### Формулировка задания
Верните все приведённые ниже записи полностью, не изменив в них ни одного знака.

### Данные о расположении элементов
┄┄┄┄┄┄

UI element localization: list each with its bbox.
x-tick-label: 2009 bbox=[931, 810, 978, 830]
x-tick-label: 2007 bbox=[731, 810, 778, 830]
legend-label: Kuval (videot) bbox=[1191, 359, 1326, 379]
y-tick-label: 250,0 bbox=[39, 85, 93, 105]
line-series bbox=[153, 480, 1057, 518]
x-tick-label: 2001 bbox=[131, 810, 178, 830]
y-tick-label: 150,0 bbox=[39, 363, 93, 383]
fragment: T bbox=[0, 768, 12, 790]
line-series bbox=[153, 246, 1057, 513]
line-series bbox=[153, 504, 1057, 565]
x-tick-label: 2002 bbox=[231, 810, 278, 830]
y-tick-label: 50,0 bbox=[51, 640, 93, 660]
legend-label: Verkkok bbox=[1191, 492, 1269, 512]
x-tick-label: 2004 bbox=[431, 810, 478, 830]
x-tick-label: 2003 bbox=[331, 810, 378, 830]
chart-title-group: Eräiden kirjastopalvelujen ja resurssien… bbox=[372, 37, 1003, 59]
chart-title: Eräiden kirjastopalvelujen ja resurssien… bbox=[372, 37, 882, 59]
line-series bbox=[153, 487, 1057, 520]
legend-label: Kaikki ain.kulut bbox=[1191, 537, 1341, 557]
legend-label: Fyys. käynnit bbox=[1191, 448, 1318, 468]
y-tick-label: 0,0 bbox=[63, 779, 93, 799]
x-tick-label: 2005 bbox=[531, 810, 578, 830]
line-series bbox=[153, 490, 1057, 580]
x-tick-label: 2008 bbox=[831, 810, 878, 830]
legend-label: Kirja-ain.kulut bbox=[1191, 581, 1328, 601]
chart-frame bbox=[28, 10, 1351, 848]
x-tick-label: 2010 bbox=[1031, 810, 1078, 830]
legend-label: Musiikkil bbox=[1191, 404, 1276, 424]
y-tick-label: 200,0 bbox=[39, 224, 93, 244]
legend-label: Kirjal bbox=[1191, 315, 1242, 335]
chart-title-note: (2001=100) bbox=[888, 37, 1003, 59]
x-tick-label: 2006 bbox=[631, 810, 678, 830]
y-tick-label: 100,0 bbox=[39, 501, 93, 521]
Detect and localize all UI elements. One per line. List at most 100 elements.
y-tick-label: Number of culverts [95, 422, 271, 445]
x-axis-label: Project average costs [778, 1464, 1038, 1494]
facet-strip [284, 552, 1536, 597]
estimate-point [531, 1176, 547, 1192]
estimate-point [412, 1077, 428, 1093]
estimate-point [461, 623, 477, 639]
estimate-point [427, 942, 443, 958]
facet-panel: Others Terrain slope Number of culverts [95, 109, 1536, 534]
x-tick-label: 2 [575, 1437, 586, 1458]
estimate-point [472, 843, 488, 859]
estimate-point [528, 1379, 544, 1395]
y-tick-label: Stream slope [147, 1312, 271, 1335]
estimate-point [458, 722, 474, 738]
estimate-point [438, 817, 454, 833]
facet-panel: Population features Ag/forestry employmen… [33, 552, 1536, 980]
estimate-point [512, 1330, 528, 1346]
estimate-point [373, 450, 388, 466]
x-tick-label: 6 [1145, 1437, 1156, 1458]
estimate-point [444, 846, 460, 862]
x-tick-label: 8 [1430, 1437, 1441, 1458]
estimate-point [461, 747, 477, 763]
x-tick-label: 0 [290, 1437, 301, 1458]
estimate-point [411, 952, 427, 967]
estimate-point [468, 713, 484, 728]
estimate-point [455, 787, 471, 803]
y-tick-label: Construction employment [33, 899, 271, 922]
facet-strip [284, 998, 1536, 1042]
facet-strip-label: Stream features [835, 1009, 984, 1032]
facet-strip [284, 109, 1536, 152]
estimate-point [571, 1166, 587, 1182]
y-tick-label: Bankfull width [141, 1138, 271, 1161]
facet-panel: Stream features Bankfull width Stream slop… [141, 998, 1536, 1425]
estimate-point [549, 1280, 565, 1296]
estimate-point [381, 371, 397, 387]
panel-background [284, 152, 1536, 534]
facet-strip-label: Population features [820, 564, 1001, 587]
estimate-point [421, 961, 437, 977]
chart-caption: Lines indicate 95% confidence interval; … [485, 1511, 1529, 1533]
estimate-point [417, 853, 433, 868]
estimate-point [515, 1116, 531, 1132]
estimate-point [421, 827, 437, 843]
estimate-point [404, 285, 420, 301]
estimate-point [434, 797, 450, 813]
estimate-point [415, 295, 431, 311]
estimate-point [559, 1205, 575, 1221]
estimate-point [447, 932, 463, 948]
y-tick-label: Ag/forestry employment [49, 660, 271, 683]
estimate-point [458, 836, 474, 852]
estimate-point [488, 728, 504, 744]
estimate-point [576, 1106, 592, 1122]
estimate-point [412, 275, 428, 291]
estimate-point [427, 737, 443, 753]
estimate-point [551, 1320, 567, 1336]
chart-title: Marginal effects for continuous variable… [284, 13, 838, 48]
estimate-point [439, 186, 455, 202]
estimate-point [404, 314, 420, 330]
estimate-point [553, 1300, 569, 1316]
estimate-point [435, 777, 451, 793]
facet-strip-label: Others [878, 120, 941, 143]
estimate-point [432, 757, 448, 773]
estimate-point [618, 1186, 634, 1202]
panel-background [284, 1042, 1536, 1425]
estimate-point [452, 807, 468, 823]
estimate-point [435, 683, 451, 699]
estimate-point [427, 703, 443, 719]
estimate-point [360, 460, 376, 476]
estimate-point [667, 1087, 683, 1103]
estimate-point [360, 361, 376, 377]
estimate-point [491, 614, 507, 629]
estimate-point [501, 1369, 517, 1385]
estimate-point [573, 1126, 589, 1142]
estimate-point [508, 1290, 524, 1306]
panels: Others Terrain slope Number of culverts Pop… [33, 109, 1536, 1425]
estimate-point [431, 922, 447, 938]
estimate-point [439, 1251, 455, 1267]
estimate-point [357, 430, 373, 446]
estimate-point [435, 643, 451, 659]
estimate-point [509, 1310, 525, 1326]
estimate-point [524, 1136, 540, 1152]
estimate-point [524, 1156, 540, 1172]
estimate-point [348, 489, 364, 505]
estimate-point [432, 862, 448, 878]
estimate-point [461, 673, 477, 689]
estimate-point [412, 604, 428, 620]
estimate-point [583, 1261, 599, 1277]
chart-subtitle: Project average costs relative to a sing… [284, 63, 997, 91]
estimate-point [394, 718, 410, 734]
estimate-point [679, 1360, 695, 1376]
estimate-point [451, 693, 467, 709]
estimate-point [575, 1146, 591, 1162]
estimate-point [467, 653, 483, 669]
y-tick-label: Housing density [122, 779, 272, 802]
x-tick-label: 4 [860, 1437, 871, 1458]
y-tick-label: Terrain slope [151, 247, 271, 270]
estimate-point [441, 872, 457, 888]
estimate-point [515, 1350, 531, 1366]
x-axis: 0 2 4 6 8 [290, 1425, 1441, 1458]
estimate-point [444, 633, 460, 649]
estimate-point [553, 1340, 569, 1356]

┄┄┄┄┄┄

### Решение задания
UI element localization: list each with its bbox.
x-tick-label: 2009 bbox=[931, 810, 978, 830]
x-tick-label: 2007 bbox=[731, 810, 778, 830]
legend-label: Kuval (videot) bbox=[1191, 359, 1326, 379]
y-tick-label: 250,0 bbox=[39, 85, 93, 105]
line-series bbox=[153, 480, 1057, 518]
x-tick-label: 2001 bbox=[131, 810, 178, 830]
y-tick-label: 150,0 bbox=[39, 363, 93, 383]
fragment: T bbox=[0, 768, 12, 790]
line-series bbox=[153, 246, 1057, 513]
line-series bbox=[153, 504, 1057, 565]
x-tick-label: 2002 bbox=[231, 810, 278, 830]
y-tick-label: 50,0 bbox=[51, 640, 93, 660]
legend-label: Verkkok bbox=[1191, 492, 1269, 512]
x-tick-label: 2004 bbox=[431, 810, 478, 830]
x-tick-label: 2003 bbox=[331, 810, 378, 830]
chart-title-group: Eräiden kirjastopalvelujen ja resurssien… bbox=[372, 37, 1003, 59]
chart-title: Eräiden kirjastopalvelujen ja resurssien… bbox=[372, 37, 882, 59]
line-series bbox=[153, 487, 1057, 520]
legend-label: Kaikki ain.kulut bbox=[1191, 537, 1341, 557]
legend-label: Fyys. käynnit bbox=[1191, 448, 1318, 468]
y-tick-label: 0,0 bbox=[63, 779, 93, 799]
x-tick-label: 2005 bbox=[531, 810, 578, 830]
line-series bbox=[153, 490, 1057, 580]
x-tick-label: 2008 bbox=[831, 810, 878, 830]
legend-label: Kirja-ain.kulut bbox=[1191, 581, 1328, 601]
chart-frame bbox=[28, 10, 1351, 848]
x-tick-label: 2010 bbox=[1031, 810, 1078, 830]
legend-label: Musiikkil bbox=[1191, 404, 1276, 424]
y-tick-label: 200,0 bbox=[39, 224, 93, 244]
legend-label: Kirjal bbox=[1191, 315, 1242, 335]
chart-title-note: (2001=100) bbox=[888, 37, 1003, 59]
x-tick-label: 2006 bbox=[631, 810, 678, 830]
y-tick-label: 100,0 bbox=[39, 501, 93, 521]
Detect and localize all UI elements. One per line. List at most 100 elements.
y-tick-label: Number of culverts [95, 422, 271, 445]
x-axis-label: Project average costs [778, 1464, 1038, 1494]
facet-strip [284, 552, 1536, 597]
estimate-point [531, 1176, 547, 1192]
estimate-point [412, 1077, 428, 1093]
estimate-point [461, 623, 477, 639]
estimate-point [427, 942, 443, 958]
facet-panel: Others Terrain slope Number of culverts [95, 109, 1536, 534]
x-tick-label: 2 [575, 1437, 586, 1458]
estimate-point [472, 843, 488, 859]
estimate-point [528, 1379, 544, 1395]
y-tick-label: Stream slope [147, 1312, 271, 1335]
estimate-point [458, 722, 474, 738]
estimate-point [438, 817, 454, 833]
facet-panel: Population features Ag/forestry employmen… [33, 552, 1536, 980]
estimate-point [512, 1330, 528, 1346]
estimate-point [373, 450, 388, 466]
x-tick-label: 6 [1145, 1437, 1156, 1458]
estimate-point [444, 846, 460, 862]
x-tick-label: 8 [1430, 1437, 1441, 1458]
estimate-point [461, 747, 477, 763]
x-tick-label: 0 [290, 1437, 301, 1458]
estimate-point [411, 952, 427, 967]
estimate-point [468, 713, 484, 728]
estimate-point [455, 787, 471, 803]
y-tick-label: Construction employment [33, 899, 271, 922]
facet-strip [284, 998, 1536, 1042]
facet-strip-label: Stream features [835, 1009, 984, 1032]
facet-strip [284, 109, 1536, 152]
estimate-point [571, 1166, 587, 1182]
y-tick-label: Bankfull width [141, 1138, 271, 1161]
facet-panel: Stream features Bankfull width Stream slop… [141, 998, 1536, 1425]
estimate-point [549, 1280, 565, 1296]
estimate-point [381, 371, 397, 387]
panel-background [284, 152, 1536, 534]
facet-strip-label: Population features [820, 564, 1001, 587]
estimate-point [421, 961, 437, 977]
chart-caption: Lines indicate 95% confidence interval; … [485, 1511, 1529, 1533]
estimate-point [417, 853, 433, 868]
estimate-point [515, 1116, 531, 1132]
estimate-point [421, 827, 437, 843]
estimate-point [404, 285, 420, 301]
estimate-point [434, 797, 450, 813]
estimate-point [415, 295, 431, 311]
estimate-point [559, 1205, 575, 1221]
estimate-point [447, 932, 463, 948]
y-tick-label: Ag/forestry employment [49, 660, 271, 683]
estimate-point [458, 836, 474, 852]
estimate-point [488, 728, 504, 744]
estimate-point [576, 1106, 592, 1122]
estimate-point [412, 275, 428, 291]
estimate-point [427, 737, 443, 753]
estimate-point [551, 1320, 567, 1336]
chart-title: Marginal effects for continuous variable… [284, 13, 838, 48]
estimate-point [439, 186, 455, 202]
estimate-point [404, 314, 420, 330]
estimate-point [553, 1300, 569, 1316]
estimate-point [435, 777, 451, 793]
facet-strip-label: Others [878, 120, 941, 143]
estimate-point [432, 757, 448, 773]
estimate-point [618, 1186, 634, 1202]
panel-background [284, 1042, 1536, 1425]
estimate-point [452, 807, 468, 823]
estimate-point [435, 683, 451, 699]
estimate-point [427, 703, 443, 719]
estimate-point [360, 460, 376, 476]
estimate-point [667, 1087, 683, 1103]
estimate-point [360, 361, 376, 377]
estimate-point [491, 614, 507, 629]
estimate-point [501, 1369, 517, 1385]
estimate-point [573, 1126, 589, 1142]
estimate-point [508, 1290, 524, 1306]
panels: Others Terrain slope Number of culverts Pop… [33, 109, 1536, 1425]
estimate-point [431, 922, 447, 938]
estimate-point [439, 1251, 455, 1267]
estimate-point [357, 430, 373, 446]
estimate-point [435, 643, 451, 659]
estimate-point [509, 1310, 525, 1326]
estimate-point [524, 1136, 540, 1152]
estimate-point [524, 1156, 540, 1172]
estimate-point [348, 489, 364, 505]
estimate-point [432, 862, 448, 878]
estimate-point [461, 673, 477, 689]
estimate-point [412, 604, 428, 620]
estimate-point [583, 1261, 599, 1277]
chart-subtitle: Project average costs relative to a sing… [284, 63, 997, 91]
estimate-point [394, 718, 410, 734]
estimate-point [679, 1360, 695, 1376]
estimate-point [451, 693, 467, 709]
estimate-point [575, 1146, 591, 1162]
estimate-point [467, 653, 483, 669]
y-tick-label: Housing density [122, 779, 272, 802]
x-tick-label: 4 [860, 1437, 871, 1458]
y-tick-label: Terrain slope [151, 247, 271, 270]
estimate-point [441, 872, 457, 888]
estimate-point [515, 1350, 531, 1366]
x-axis: 0 2 4 6 8 [290, 1425, 1441, 1458]
estimate-point [444, 633, 460, 649]
estimate-point [553, 1340, 569, 1356]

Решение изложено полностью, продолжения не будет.